__EXERCISE BRIEF__.
Quote the records in full and leave their pictures out.

__LISTED ENTRIES__.
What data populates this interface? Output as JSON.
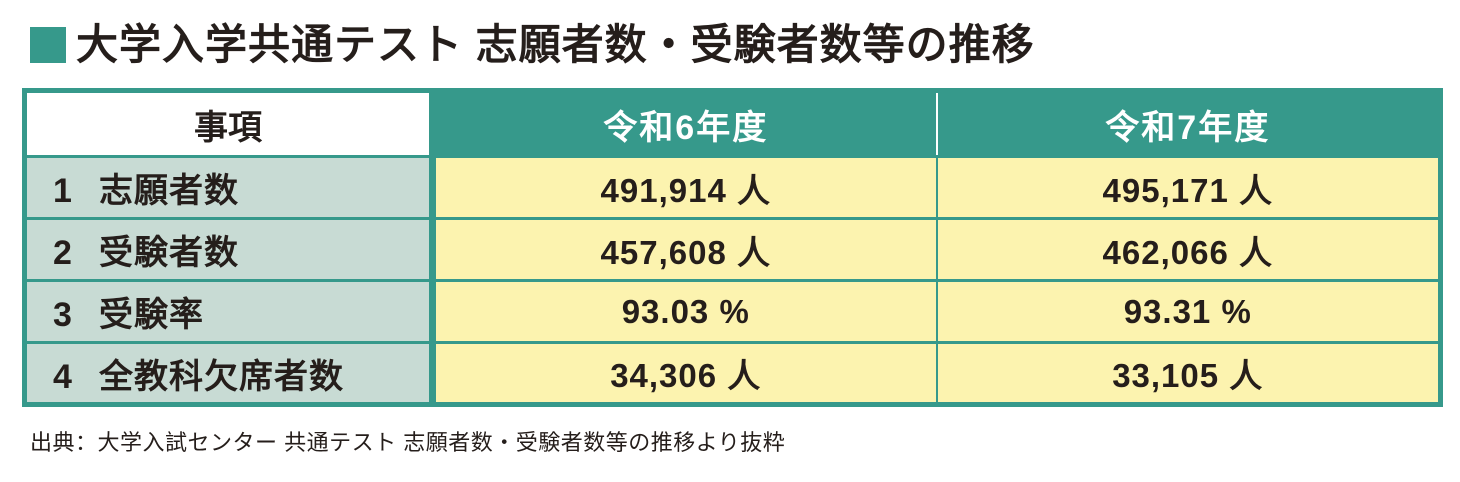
{
  "title": {
    "text": "大学入学共通テスト 志願者数・受験者数等の推移"
  },
  "table": {
    "headers": [
      "事項",
      "令和6年度",
      "令和7年度"
    ],
    "rows": [
      {
        "no": "1",
        "label": "志願者数",
        "r6": "491,914 人",
        "r7": "495,171 人"
      },
      {
        "no": "2",
        "label": "受験者数",
        "r6": "457,608 人",
        "r7": "462,066 人"
      },
      {
        "no": "3",
        "label": "受験率",
        "r6": "93.03 %",
        "r7": "93.31 %"
      },
      {
        "no": "4",
        "label": "全教科欠席者数",
        "r6": "34,306 人",
        "r7": "33,105 人"
      }
    ]
  },
  "source": "出典：大学入試センター 共通テスト 志願者数・受験者数等の推移より抜粋",
  "colors": {
    "accent_teal": "#36998B",
    "label_cell_bg": "#C8DBD4",
    "value_cell_bg": "#FCF3AF",
    "header_text": "#FFFFFF",
    "ink": "#251E1B"
  },
  "chart_data": {
    "type": "table",
    "title": "大学入学共通テスト 志願者数・受験者数等の推移",
    "columns": [
      "事項",
      "令和6年度",
      "令和7年度"
    ],
    "rows": [
      [
        "志願者数",
        491914,
        495171
      ],
      [
        "受験者数",
        457608,
        462066
      ],
      [
        "受験率(%)",
        93.03,
        93.31
      ],
      [
        "全教科欠席者数",
        34306,
        33105
      ]
    ],
    "units": {
      "志願者数": "人",
      "受験者数": "人",
      "受験率": "%",
      "全教科欠席者数": "人"
    }
  }
}
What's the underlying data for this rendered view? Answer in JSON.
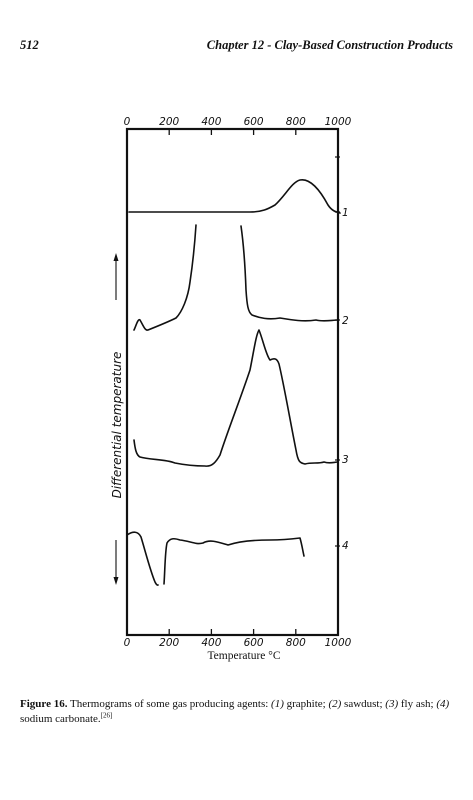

__THE RESULT__.
What data populates this interface? Output as JSON.
{
  "title": {
    "text": "大学入学共通テスト 志願者数・受験者数等の推移"
  },
  "table": {
    "headers": [
      "事項",
      "令和6年度",
      "令和7年度"
    ],
    "rows": [
      {
        "no": "1",
        "label": "志願者数",
        "r6": "491,914 人",
        "r7": "495,171 人"
      },
      {
        "no": "2",
        "label": "受験者数",
        "r6": "457,608 人",
        "r7": "462,066 人"
      },
      {
        "no": "3",
        "label": "受験率",
        "r6": "93.03 %",
        "r7": "93.31 %"
      },
      {
        "no": "4",
        "label": "全教科欠席者数",
        "r6": "34,306 人",
        "r7": "33,105 人"
      }
    ]
  },
  "source": "出典：大学入試センター 共通テスト 志願者数・受験者数等の推移より抜粋",
  "colors": {
    "accent_teal": "#36998B",
    "label_cell_bg": "#C8DBD4",
    "value_cell_bg": "#FCF3AF",
    "header_text": "#FFFFFF",
    "ink": "#251E1B"
  },
  "chart_data": {
    "type": "table",
    "title": "大学入学共通テスト 志願者数・受験者数等の推移",
    "columns": [
      "事項",
      "令和6年度",
      "令和7年度"
    ],
    "rows": [
      [
        "志願者数",
        491914,
        495171
      ],
      [
        "受験者数",
        457608,
        462066
      ],
      [
        "受験率(%)",
        93.03,
        93.31
      ],
      [
        "全教科欠席者数",
        34306,
        33105
      ]
    ],
    "units": {
      "志願者数": "人",
      "受験者数": "人",
      "受験率": "%",
      "全教科欠席者数": "人"
    }
  }
}
What's the underlying data for this rendered view? Answer in JSON.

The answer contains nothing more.